What is required. Go through the entries below and count the lines holding the word "intensité". Reply with only the number, please.

-- START OF Data extract --

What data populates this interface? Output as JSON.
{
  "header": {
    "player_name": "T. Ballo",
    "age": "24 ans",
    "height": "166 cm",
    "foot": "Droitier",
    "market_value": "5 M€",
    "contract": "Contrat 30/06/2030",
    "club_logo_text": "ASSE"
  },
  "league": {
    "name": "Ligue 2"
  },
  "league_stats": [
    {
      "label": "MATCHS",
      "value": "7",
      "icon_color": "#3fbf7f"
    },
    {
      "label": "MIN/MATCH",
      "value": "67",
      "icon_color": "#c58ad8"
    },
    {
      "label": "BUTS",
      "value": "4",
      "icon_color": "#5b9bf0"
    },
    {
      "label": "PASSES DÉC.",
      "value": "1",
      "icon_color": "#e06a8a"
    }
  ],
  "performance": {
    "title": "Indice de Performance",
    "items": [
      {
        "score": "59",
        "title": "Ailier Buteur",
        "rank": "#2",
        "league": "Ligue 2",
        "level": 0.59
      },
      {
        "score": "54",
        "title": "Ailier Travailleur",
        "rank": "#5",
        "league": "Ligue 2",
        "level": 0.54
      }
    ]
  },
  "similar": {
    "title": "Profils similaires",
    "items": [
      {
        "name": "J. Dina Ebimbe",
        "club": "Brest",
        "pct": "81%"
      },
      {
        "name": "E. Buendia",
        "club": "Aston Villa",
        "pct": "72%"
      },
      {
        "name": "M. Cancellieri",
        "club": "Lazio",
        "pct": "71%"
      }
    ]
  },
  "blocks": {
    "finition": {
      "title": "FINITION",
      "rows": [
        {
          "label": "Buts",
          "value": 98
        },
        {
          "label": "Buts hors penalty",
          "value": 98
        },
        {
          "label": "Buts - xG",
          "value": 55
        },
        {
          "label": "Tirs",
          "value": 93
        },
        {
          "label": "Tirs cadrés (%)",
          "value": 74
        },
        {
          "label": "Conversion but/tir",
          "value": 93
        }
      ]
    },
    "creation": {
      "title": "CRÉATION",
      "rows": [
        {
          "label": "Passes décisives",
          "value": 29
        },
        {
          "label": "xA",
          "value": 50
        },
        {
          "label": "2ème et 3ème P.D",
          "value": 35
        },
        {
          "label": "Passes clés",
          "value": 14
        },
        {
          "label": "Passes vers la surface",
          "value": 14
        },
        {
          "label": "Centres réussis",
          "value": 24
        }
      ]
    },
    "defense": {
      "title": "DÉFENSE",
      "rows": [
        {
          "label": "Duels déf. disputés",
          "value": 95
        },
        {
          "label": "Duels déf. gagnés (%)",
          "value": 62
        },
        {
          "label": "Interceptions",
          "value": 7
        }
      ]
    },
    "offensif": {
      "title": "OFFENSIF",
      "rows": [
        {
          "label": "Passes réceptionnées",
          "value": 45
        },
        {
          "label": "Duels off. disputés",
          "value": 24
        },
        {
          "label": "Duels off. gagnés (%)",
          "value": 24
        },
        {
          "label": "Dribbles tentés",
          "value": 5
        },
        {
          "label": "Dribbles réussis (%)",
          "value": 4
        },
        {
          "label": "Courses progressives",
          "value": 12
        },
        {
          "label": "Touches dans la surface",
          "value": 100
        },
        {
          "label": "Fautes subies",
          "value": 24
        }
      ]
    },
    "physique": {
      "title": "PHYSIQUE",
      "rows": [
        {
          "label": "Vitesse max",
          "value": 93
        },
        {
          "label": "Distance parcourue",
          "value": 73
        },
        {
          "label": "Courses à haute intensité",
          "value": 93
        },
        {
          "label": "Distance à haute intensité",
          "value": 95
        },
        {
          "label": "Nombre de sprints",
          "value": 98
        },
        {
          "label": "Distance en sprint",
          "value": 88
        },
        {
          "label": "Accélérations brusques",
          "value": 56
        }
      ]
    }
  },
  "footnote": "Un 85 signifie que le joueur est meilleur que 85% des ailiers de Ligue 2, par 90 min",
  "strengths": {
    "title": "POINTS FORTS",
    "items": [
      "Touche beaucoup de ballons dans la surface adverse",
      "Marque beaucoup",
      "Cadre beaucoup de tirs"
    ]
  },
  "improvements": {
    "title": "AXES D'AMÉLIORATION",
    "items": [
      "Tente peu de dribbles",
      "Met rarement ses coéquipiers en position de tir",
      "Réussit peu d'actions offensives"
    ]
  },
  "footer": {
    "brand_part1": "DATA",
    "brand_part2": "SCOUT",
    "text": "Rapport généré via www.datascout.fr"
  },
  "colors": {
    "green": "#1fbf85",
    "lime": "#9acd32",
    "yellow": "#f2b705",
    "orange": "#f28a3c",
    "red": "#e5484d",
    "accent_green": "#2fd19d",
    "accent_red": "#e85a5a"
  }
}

-- END OF Data extract --

Written solution. 2